* Directions for this task *
Every record below should be transcribed exactly. Omit the images.

Data entries:
◆ ◆ ◆ ◆

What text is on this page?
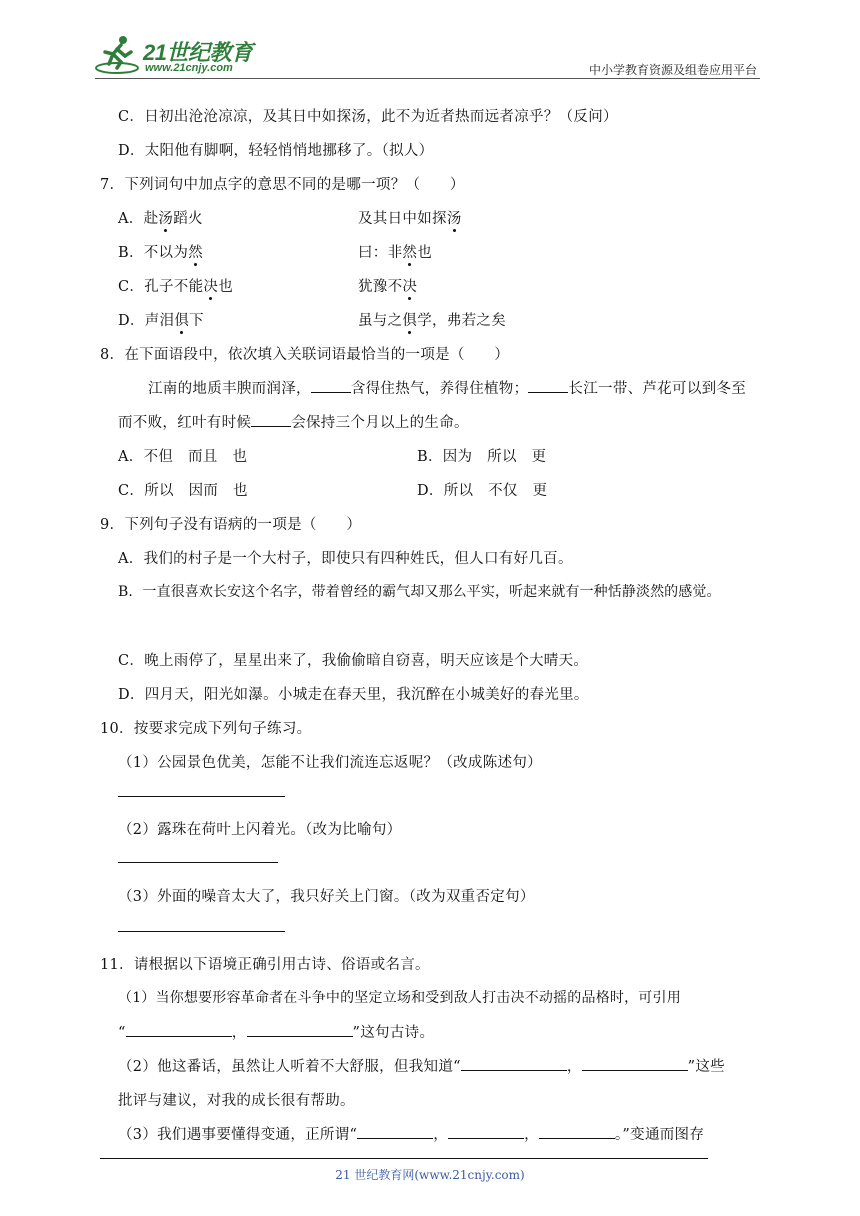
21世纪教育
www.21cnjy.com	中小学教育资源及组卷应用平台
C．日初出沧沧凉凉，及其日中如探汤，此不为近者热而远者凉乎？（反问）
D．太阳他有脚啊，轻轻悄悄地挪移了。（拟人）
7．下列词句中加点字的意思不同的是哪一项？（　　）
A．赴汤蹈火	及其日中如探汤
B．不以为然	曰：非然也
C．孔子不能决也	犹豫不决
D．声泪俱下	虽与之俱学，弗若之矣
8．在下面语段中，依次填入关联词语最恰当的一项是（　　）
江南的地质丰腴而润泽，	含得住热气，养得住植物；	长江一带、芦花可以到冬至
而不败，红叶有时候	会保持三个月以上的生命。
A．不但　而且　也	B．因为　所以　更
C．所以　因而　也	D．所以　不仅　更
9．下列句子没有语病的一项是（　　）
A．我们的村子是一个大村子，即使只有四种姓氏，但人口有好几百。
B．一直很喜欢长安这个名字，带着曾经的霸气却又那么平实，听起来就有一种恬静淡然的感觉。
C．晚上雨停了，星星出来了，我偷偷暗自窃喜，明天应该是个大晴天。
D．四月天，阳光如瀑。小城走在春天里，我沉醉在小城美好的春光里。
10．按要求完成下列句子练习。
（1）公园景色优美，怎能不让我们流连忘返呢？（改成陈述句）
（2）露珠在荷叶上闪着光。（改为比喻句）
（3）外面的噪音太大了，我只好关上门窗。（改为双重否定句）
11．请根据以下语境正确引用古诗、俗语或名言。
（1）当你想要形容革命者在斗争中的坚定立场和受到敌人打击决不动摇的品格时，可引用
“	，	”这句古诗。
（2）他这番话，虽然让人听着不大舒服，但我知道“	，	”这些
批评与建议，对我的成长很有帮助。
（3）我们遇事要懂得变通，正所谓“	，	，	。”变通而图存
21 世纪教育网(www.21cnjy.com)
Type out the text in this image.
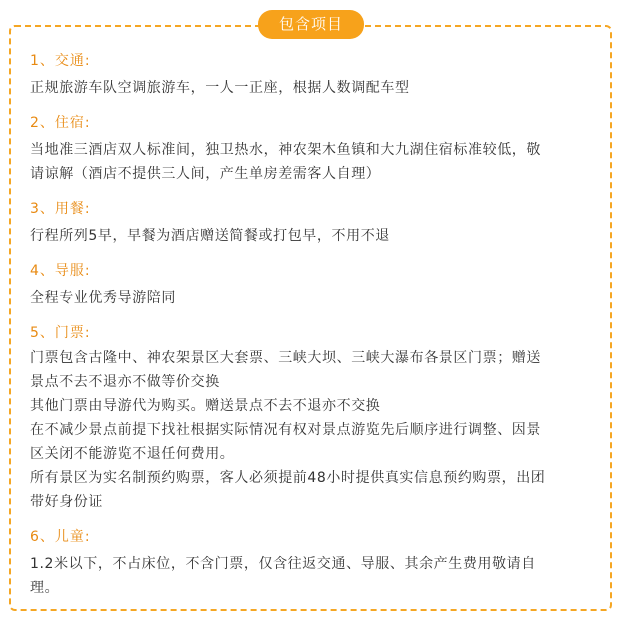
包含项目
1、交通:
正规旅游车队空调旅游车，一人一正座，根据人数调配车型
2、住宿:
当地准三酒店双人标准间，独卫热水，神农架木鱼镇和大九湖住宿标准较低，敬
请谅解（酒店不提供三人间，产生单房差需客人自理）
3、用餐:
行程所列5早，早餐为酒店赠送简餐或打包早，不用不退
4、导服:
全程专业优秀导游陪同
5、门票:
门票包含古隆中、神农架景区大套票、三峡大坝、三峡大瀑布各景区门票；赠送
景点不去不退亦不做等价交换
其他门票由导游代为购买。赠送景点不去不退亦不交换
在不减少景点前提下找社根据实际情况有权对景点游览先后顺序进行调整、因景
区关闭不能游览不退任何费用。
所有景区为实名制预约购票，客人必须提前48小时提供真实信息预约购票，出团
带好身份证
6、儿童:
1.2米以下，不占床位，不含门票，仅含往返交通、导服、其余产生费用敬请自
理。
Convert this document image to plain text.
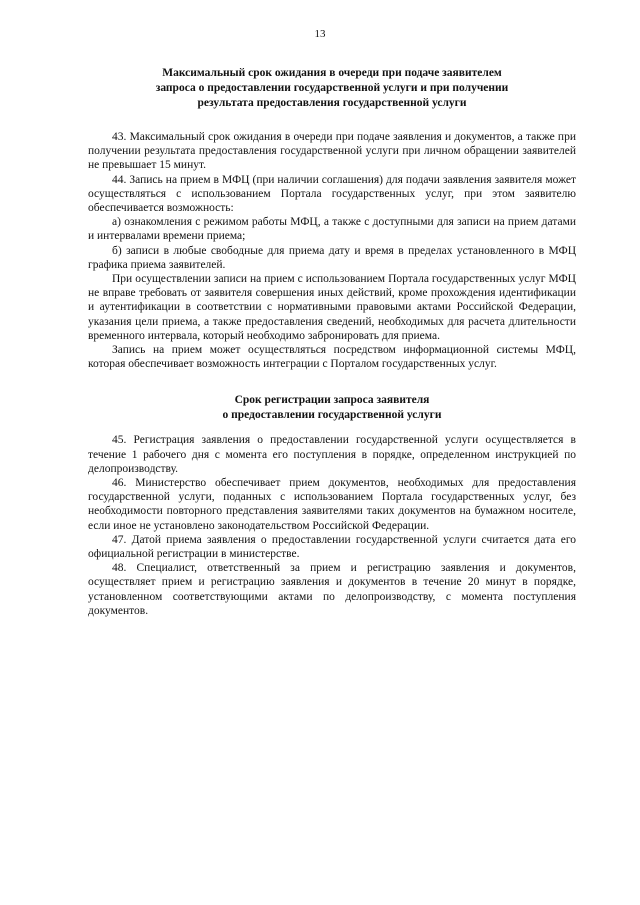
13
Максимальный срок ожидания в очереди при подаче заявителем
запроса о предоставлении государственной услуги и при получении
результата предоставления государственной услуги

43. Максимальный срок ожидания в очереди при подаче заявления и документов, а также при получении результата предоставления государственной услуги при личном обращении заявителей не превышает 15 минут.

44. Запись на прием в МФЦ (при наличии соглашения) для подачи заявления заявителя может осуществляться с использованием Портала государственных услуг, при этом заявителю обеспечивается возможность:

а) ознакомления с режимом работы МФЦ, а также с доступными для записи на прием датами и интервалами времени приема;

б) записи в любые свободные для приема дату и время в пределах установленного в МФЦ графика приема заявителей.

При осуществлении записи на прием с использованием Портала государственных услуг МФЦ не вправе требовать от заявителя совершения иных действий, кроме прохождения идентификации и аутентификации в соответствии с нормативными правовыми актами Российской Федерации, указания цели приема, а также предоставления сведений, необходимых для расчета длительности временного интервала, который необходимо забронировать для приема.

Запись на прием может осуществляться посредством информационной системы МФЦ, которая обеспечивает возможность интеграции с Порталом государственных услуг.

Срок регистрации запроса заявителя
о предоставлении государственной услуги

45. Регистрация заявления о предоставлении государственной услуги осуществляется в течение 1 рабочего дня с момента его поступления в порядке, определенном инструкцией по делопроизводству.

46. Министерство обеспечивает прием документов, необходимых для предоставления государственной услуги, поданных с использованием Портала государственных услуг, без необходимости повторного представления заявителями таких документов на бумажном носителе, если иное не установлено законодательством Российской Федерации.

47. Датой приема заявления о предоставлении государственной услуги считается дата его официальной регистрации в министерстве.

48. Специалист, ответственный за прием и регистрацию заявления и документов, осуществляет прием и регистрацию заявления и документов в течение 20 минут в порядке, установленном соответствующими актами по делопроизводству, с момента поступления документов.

◆ ◆ ◆ ◆

* The result *
What text is on this page?
21世纪教育
www.21cnjy.com	中小学教育资源及组卷应用平台
C．日初出沧沧凉凉，及其日中如探汤，此不为近者热而远者凉乎？（反问）
D．太阳他有脚啊，轻轻悄悄地挪移了。（拟人）
7．下列词句中加点字的意思不同的是哪一项？（　　）
A．赴汤蹈火	及其日中如探汤
B．不以为然	曰：非然也
C．孔子不能决也	犹豫不决
D．声泪俱下	虽与之俱学，弗若之矣
8．在下面语段中，依次填入关联词语最恰当的一项是（　　）
江南的地质丰腴而润泽，	含得住热气，养得住植物；	长江一带、芦花可以到冬至
而不败，红叶有时候	会保持三个月以上的生命。
A．不但　而且　也	B．因为　所以　更
C．所以　因而　也	D．所以　不仅　更
9．下列句子没有语病的一项是（　　）
A．我们的村子是一个大村子，即使只有四种姓氏，但人口有好几百。
B．一直很喜欢长安这个名字，带着曾经的霸气却又那么平实，听起来就有一种恬静淡然的感觉。
C．晚上雨停了，星星出来了，我偷偷暗自窃喜，明天应该是个大晴天。
D．四月天，阳光如瀑。小城走在春天里，我沉醉在小城美好的春光里。
10．按要求完成下列句子练习。
（1）公园景色优美，怎能不让我们流连忘返呢？（改成陈述句）
（2）露珠在荷叶上闪着光。（改为比喻句）
（3）外面的噪音太大了，我只好关上门窗。（改为双重否定句）
11．请根据以下语境正确引用古诗、俗语或名言。
（1）当你想要形容革命者在斗争中的坚定立场和受到敌人打击决不动摇的品格时，可引用
“	，	”这句古诗。
（2）他这番话，虽然让人听着不大舒服，但我知道“	，	”这些
批评与建议，对我的成长很有帮助。
（3）我们遇事要懂得变通，正所谓“	，	，	。”变通而图存
21 世纪教育网(www.21cnjy.com)
Type out the text in this image.
包含项目
1、交通:
正规旅游车队空调旅游车，一人一正座，根据人数调配车型
2、住宿:
当地准三酒店双人标准间，独卫热水，神农架木鱼镇和大九湖住宿标准较低，敬
请谅解（酒店不提供三人间，产生单房差需客人自理）
3、用餐:
行程所列5早，早餐为酒店赠送简餐或打包早，不用不退
4、导服:
全程专业优秀导游陪同
5、门票:
门票包含古隆中、神农架景区大套票、三峡大坝、三峡大瀑布各景区门票；赠送
景点不去不退亦不做等价交换
其他门票由导游代为购买。赠送景点不去不退亦不交换
在不减少景点前提下找社根据实际情况有权对景点游览先后顺序进行调整、因景
区关闭不能游览不退任何费用。
所有景区为实名制预约购票，客人必须提前48小时提供真实信息预约购票，出团
带好身份证
6、儿童:
1.2米以下，不占床位，不含门票，仅含往返交通、导服、其余产生费用敬请自
理。
Convert this document image to plain text.
13
Максимальный срок ожидания в очереди при подаче заявителем
запроса о предоставлении государственной услуги и при получении
результата предоставления государственной услуги

43. Максимальный срок ожидания в очереди при подаче заявления и документов, а также при получении результата предоставления государственной услуги при личном обращении заявителей не превышает 15 минут.

44. Запись на прием в МФЦ (при наличии соглашения) для подачи заявления заявителя может осуществляться с использованием Портала государственных услуг, при этом заявителю обеспечивается возможность:

а) ознакомления с режимом работы МФЦ, а также с доступными для записи на прием датами и интервалами времени приема;

б) записи в любые свободные для приема дату и время в пределах установленного в МФЦ графика приема заявителей.

При осуществлении записи на прием с использованием Портала государственных услуг МФЦ не вправе требовать от заявителя совершения иных действий, кроме прохождения идентификации и аутентификации в соответствии с нормативными правовыми актами Российской Федерации, указания цели приема, а также предоставления сведений, необходимых для расчета длительности временного интервала, который необходимо забронировать для приема.

Запись на прием может осуществляться посредством информационной системы МФЦ, которая обеспечивает возможность интеграции с Порталом государственных услуг.

Срок регистрации запроса заявителя
о предоставлении государственной услуги

45. Регистрация заявления о предоставлении государственной услуги осуществляется в течение 1 рабочего дня с момента его поступления в порядке, определенном инструкцией по делопроизводству.

46. Министерство обеспечивает прием документов, необходимых для предоставления государственной услуги, поданных с использованием Портала государственных услуг, без необходимости повторного представления заявителями таких документов на бумажном носителе, если иное не установлено законодательством Российской Федерации.

47. Датой приема заявления о предоставлении государственной услуги считается дата его официальной регистрации в министерстве.

48. Специалист, ответственный за прием и регистрацию заявления и документов, осуществляет прием и регистрацию заявления и документов в течение 20 минут в порядке, установленном соответствующими актами по делопроизводству, с момента поступления документов.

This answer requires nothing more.